- [Collected data entries]
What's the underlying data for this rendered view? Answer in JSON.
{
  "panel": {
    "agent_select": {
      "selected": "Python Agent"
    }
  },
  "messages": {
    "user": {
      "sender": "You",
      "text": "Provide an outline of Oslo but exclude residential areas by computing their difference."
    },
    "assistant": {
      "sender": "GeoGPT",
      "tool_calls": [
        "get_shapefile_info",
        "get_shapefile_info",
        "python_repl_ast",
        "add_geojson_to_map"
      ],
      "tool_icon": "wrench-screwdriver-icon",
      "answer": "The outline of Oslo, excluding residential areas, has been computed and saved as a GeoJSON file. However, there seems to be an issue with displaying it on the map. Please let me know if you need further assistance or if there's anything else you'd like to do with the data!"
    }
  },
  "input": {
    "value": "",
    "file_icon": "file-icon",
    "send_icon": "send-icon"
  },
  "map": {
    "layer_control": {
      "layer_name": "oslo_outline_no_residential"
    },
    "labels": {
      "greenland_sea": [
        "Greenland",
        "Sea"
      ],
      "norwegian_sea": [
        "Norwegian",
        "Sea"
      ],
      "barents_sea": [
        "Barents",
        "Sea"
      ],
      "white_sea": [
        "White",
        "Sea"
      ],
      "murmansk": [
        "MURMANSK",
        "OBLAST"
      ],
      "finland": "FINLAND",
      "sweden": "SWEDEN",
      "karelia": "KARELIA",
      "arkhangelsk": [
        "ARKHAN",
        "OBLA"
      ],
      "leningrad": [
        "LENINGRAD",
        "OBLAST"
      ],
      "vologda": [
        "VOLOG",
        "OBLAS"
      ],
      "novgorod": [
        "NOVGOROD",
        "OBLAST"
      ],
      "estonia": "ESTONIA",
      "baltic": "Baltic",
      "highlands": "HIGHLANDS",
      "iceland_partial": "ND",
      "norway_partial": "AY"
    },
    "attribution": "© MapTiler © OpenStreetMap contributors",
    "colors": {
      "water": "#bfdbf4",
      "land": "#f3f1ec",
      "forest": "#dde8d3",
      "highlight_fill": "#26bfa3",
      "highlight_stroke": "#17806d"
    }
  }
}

- [What you have to do] Return all the data exactly as given.

- [Correct response]
What's the underlying data for this rendered view? Answer in JSON.
{
  "panel": {
    "agent_select": {
      "selected": "Python Agent"
    }
  },
  "messages": {
    "user": {
      "sender": "You",
      "text": "Provide an outline of Oslo but exclude residential areas by computing their difference."
    },
    "assistant": {
      "sender": "GeoGPT",
      "tool_calls": [
        "get_shapefile_info",
        "get_shapefile_info",
        "python_repl_ast",
        "add_geojson_to_map"
      ],
      "tool_icon": "wrench-screwdriver-icon",
      "answer": "The outline of Oslo, excluding residential areas, has been computed and saved as a GeoJSON file. However, there seems to be an issue with displaying it on the map. Please let me know if you need further assistance or if there's anything else you'd like to do with the data!"
    }
  },
  "input": {
    "value": "",
    "file_icon": "file-icon",
    "send_icon": "send-icon"
  },
  "map": {
    "layer_control": {
      "layer_name": "oslo_outline_no_residential"
    },
    "labels": {
      "greenland_sea": [
        "Greenland",
        "Sea"
      ],
      "norwegian_sea": [
        "Norwegian",
        "Sea"
      ],
      "barents_sea": [
        "Barents",
        "Sea"
      ],
      "white_sea": [
        "White",
        "Sea"
      ],
      "murmansk": [
        "MURMANSK",
        "OBLAST"
      ],
      "finland": "FINLAND",
      "sweden": "SWEDEN",
      "karelia": "KARELIA",
      "arkhangelsk": [
        "ARKHAN",
        "OBLA"
      ],
      "leningrad": [
        "LENINGRAD",
        "OBLAST"
      ],
      "vologda": [
        "VOLOG",
        "OBLAS"
      ],
      "novgorod": [
        "NOVGOROD",
        "OBLAST"
      ],
      "estonia": "ESTONIA",
      "baltic": "Baltic",
      "highlands": "HIGHLANDS",
      "iceland_partial": "ND",
      "norway_partial": "AY"
    },
    "attribution": "© MapTiler © OpenStreetMap contributors",
    "colors": {
      "water": "#bfdbf4",
      "land": "#f3f1ec",
      "forest": "#dde8d3",
      "highlight_fill": "#26bfa3",
      "highlight_stroke": "#17806d"
    }
  }
}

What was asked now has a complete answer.